What you have to do: Copy every line of the records below where the word "在两个下落高度相同的过程中" occurs.

━━━ Supplied data

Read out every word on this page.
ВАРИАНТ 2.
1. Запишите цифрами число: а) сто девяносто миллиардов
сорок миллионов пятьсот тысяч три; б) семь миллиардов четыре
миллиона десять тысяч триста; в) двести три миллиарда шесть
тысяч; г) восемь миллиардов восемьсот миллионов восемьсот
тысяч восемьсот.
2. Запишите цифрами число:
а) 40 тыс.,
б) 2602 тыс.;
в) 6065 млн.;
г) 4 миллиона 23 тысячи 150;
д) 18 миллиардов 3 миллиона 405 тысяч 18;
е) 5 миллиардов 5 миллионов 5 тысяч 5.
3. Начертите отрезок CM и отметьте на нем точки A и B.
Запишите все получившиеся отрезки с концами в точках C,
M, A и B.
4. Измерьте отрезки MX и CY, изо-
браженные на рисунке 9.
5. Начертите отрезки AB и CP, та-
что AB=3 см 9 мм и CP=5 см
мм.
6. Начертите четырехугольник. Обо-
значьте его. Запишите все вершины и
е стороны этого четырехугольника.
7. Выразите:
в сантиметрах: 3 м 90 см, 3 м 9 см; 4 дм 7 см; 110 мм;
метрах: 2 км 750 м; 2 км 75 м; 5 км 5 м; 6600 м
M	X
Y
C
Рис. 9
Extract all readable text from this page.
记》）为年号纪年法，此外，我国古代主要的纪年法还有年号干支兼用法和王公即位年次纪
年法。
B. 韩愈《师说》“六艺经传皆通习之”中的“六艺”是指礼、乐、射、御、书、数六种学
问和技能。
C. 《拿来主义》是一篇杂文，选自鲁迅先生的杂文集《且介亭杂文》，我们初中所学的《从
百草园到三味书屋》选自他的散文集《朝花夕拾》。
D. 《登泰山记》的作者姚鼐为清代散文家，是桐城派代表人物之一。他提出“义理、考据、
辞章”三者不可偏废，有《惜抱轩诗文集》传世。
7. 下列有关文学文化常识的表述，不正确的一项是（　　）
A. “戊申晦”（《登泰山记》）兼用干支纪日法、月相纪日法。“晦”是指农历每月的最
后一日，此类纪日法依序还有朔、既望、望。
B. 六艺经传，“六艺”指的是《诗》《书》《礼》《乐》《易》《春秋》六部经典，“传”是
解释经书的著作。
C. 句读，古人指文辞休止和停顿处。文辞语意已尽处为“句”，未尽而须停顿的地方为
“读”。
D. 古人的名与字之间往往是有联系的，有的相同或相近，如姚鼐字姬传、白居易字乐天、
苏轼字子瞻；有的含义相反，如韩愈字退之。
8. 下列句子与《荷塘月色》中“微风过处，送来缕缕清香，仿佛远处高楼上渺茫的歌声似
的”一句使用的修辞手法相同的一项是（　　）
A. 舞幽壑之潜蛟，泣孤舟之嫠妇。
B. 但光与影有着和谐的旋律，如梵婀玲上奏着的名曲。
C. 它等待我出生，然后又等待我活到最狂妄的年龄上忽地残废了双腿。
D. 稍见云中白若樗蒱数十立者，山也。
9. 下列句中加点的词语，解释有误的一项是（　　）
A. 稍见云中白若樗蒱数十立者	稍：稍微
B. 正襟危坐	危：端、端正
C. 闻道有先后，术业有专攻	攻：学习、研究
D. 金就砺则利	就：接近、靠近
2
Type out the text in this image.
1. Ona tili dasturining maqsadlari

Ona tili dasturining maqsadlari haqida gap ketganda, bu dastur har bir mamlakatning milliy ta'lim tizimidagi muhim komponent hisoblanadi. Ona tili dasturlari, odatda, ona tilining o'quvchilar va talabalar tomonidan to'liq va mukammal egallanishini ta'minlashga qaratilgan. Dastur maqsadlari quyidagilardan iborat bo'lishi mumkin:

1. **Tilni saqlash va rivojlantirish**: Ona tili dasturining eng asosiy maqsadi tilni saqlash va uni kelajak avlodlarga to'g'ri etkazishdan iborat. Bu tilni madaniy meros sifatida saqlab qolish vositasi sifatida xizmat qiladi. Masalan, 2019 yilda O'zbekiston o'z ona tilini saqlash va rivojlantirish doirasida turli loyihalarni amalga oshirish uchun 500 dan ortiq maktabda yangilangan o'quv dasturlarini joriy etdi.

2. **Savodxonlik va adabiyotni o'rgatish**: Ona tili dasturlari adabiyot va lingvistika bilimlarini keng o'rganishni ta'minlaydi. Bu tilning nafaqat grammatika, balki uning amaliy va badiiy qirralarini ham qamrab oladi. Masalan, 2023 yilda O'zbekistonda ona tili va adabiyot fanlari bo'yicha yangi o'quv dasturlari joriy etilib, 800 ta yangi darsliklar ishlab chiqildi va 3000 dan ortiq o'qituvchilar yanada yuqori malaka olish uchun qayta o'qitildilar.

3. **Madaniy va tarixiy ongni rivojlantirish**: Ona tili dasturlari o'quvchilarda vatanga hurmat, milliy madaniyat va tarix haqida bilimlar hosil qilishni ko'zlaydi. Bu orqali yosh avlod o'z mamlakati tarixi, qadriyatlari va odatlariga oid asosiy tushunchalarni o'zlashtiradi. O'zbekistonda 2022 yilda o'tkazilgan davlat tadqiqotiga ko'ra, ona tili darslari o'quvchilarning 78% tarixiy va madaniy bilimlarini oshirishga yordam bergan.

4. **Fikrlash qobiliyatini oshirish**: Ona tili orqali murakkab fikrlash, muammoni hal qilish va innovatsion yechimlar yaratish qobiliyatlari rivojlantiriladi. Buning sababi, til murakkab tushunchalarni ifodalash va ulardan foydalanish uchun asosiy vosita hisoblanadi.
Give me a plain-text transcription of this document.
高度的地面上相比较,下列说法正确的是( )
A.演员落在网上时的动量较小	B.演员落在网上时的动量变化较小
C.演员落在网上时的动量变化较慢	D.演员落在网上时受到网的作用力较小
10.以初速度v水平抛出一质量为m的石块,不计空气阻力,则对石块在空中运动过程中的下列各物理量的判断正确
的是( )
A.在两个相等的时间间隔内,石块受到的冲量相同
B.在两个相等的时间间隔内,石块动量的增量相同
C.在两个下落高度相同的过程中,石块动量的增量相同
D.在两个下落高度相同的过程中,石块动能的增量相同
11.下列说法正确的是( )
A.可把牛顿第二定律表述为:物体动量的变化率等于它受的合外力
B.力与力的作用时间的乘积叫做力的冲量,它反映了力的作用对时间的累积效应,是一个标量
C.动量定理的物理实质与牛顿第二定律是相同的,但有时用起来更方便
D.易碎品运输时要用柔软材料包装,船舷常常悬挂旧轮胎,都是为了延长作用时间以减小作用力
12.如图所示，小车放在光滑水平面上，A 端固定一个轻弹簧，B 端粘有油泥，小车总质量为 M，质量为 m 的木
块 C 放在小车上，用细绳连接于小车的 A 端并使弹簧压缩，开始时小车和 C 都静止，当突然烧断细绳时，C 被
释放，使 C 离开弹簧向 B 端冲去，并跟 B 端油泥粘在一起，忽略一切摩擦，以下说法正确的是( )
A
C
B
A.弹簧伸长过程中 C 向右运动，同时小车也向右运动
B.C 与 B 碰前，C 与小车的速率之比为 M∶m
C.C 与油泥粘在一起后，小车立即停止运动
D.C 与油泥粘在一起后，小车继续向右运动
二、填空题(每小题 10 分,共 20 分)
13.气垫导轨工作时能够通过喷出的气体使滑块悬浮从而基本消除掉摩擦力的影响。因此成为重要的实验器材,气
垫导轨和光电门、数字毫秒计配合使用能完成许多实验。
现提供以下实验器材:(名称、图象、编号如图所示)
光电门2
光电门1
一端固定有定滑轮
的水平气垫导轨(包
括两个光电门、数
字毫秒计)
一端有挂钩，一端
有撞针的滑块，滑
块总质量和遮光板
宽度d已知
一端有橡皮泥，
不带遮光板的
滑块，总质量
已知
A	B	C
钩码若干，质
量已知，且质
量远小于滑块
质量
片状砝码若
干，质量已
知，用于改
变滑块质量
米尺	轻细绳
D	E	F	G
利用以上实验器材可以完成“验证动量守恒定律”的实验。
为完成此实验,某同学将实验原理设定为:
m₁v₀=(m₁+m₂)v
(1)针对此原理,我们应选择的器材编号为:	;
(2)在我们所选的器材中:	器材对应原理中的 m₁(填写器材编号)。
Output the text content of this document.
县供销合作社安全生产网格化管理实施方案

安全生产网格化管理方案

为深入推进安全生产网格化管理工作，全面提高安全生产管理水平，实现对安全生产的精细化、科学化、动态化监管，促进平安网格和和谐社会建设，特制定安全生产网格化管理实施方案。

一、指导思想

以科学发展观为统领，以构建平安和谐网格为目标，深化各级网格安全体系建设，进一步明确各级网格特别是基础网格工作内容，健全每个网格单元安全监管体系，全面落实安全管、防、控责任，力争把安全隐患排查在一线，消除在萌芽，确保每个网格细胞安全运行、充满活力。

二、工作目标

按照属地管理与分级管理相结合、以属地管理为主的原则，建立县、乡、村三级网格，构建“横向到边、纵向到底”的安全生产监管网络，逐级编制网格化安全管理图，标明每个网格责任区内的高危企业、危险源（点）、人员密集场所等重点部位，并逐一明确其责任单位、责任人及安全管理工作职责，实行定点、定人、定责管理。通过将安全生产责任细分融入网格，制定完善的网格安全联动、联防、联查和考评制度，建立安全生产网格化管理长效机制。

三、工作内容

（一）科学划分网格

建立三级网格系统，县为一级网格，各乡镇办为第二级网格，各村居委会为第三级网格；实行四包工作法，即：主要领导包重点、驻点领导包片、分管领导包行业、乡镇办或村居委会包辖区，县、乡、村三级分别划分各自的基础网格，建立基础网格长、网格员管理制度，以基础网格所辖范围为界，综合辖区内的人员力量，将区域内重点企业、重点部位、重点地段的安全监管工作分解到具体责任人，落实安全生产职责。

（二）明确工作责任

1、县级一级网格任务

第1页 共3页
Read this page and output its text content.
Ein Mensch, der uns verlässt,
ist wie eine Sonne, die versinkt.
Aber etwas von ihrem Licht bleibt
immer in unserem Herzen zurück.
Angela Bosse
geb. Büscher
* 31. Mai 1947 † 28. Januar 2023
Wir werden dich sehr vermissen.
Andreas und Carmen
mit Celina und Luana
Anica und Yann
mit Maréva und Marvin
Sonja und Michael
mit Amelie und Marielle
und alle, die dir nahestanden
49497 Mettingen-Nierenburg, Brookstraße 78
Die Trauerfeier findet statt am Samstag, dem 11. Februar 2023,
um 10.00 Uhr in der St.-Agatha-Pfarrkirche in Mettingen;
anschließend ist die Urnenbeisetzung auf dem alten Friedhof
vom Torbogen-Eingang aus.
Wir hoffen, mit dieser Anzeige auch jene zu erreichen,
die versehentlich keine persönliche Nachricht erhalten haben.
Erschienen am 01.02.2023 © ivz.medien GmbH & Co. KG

━━━━━━

Output below:
C.在两个下落高度相同的过程中,石块动量的增量相同
D.在两个下落高度相同的过程中,石块动能的增量相同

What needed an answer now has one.